## Job
What follows is a block of records; restate each one word for word.

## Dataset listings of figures
╭──
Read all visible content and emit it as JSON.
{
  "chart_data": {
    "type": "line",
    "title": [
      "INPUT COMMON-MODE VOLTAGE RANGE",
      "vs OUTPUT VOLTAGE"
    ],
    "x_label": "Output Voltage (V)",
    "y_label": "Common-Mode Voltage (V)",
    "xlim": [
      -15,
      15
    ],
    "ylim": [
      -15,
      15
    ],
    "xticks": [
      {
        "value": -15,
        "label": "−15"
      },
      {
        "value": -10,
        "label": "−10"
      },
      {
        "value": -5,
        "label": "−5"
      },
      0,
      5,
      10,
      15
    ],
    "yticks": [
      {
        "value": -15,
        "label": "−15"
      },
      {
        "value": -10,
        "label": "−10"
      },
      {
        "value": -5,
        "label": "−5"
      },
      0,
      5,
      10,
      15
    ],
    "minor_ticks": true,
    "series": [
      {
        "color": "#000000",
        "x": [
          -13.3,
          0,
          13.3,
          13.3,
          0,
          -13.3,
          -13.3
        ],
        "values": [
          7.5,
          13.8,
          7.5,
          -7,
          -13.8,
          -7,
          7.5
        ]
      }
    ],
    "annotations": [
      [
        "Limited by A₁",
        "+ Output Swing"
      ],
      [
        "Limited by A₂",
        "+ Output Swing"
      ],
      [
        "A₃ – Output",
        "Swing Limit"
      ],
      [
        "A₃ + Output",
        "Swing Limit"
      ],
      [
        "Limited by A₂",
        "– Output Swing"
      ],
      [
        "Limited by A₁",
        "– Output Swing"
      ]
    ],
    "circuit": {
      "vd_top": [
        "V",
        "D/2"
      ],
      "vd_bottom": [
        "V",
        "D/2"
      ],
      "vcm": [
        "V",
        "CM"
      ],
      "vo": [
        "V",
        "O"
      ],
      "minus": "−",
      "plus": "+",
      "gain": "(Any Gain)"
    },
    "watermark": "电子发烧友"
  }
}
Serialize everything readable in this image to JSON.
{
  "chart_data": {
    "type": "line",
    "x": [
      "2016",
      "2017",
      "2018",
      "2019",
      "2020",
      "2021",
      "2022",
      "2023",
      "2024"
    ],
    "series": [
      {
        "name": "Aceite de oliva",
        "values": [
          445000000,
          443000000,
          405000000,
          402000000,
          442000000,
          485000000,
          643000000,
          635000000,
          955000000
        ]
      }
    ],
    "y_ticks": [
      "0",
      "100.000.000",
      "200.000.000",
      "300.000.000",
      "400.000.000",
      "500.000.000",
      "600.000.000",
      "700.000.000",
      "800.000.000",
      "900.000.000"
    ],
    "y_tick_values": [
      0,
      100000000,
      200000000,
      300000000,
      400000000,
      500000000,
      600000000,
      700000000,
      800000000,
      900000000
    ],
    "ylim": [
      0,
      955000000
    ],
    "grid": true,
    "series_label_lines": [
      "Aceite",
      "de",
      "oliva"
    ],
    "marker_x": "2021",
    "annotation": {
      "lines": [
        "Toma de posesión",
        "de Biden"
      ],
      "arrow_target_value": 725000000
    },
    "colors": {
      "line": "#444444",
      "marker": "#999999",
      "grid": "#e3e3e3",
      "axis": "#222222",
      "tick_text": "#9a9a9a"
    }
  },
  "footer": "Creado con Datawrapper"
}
╰──
## Exercise answer
Read all visible content and emit it as JSON.
{
  "chart_data": {
    "type": "line",
    "title": [
      "INPUT COMMON-MODE VOLTAGE RANGE",
      "vs OUTPUT VOLTAGE"
    ],
    "x_label": "Output Voltage (V)",
    "y_label": "Common-Mode Voltage (V)",
    "xlim": [
      -15,
      15
    ],
    "ylim": [
      -15,
      15
    ],
    "xticks": [
      {
        "value": -15,
        "label": "−15"
      },
      {
        "value": -10,
        "label": "−10"
      },
      {
        "value": -5,
        "label": "−5"
      },
      0,
      5,
      10,
      15
    ],
    "yticks": [
      {
        "value": -15,
        "label": "−15"
      },
      {
        "value": -10,
        "label": "−10"
      },
      {
        "value": -5,
        "label": "−5"
      },
      0,
      5,
      10,
      15
    ],
    "minor_ticks": true,
    "series": [
      {
        "color": "#000000",
        "x": [
          -13.3,
          0,
          13.3,
          13.3,
          0,
          -13.3,
          -13.3
        ],
        "values": [
          7.5,
          13.8,
          7.5,
          -7,
          -13.8,
          -7,
          7.5
        ]
      }
    ],
    "annotations": [
      [
        "Limited by A₁",
        "+ Output Swing"
      ],
      [
        "Limited by A₂",
        "+ Output Swing"
      ],
      [
        "A₃ – Output",
        "Swing Limit"
      ],
      [
        "A₃ + Output",
        "Swing Limit"
      ],
      [
        "Limited by A₂",
        "– Output Swing"
      ],
      [
        "Limited by A₁",
        "– Output Swing"
      ]
    ],
    "circuit": {
      "vd_top": [
        "V",
        "D/2"
      ],
      "vd_bottom": [
        "V",
        "D/2"
      ],
      "vcm": [
        "V",
        "CM"
      ],
      "vo": [
        "V",
        "O"
      ],
      "minus": "−",
      "plus": "+",
      "gain": "(Any Gain)"
    },
    "watermark": "电子发烧友"
  }
}
Serialize everything readable in this image to JSON.
{
  "chart_data": {
    "type": "line",
    "x": [
      "2016",
      "2017",
      "2018",
      "2019",
      "2020",
      "2021",
      "2022",
      "2023",
      "2024"
    ],
    "series": [
      {
        "name": "Aceite de oliva",
        "values": [
          445000000,
          443000000,
          405000000,
          402000000,
          442000000,
          485000000,
          643000000,
          635000000,
          955000000
        ]
      }
    ],
    "y_ticks": [
      "0",
      "100.000.000",
      "200.000.000",
      "300.000.000",
      "400.000.000",
      "500.000.000",
      "600.000.000",
      "700.000.000",
      "800.000.000",
      "900.000.000"
    ],
    "y_tick_values": [
      0,
      100000000,
      200000000,
      300000000,
      400000000,
      500000000,
      600000000,
      700000000,
      800000000,
      900000000
    ],
    "ylim": [
      0,
      955000000
    ],
    "grid": true,
    "series_label_lines": [
      "Aceite",
      "de",
      "oliva"
    ],
    "marker_x": "2021",
    "annotation": {
      "lines": [
        "Toma de posesión",
        "de Biden"
      ],
      "arrow_target_value": 725000000
    },
    "colors": {
      "line": "#444444",
      "marker": "#999999",
      "grid": "#e3e3e3",
      "axis": "#222222",
      "tick_text": "#9a9a9a"
    }
  },
  "footer": "Creado con Datawrapper"
}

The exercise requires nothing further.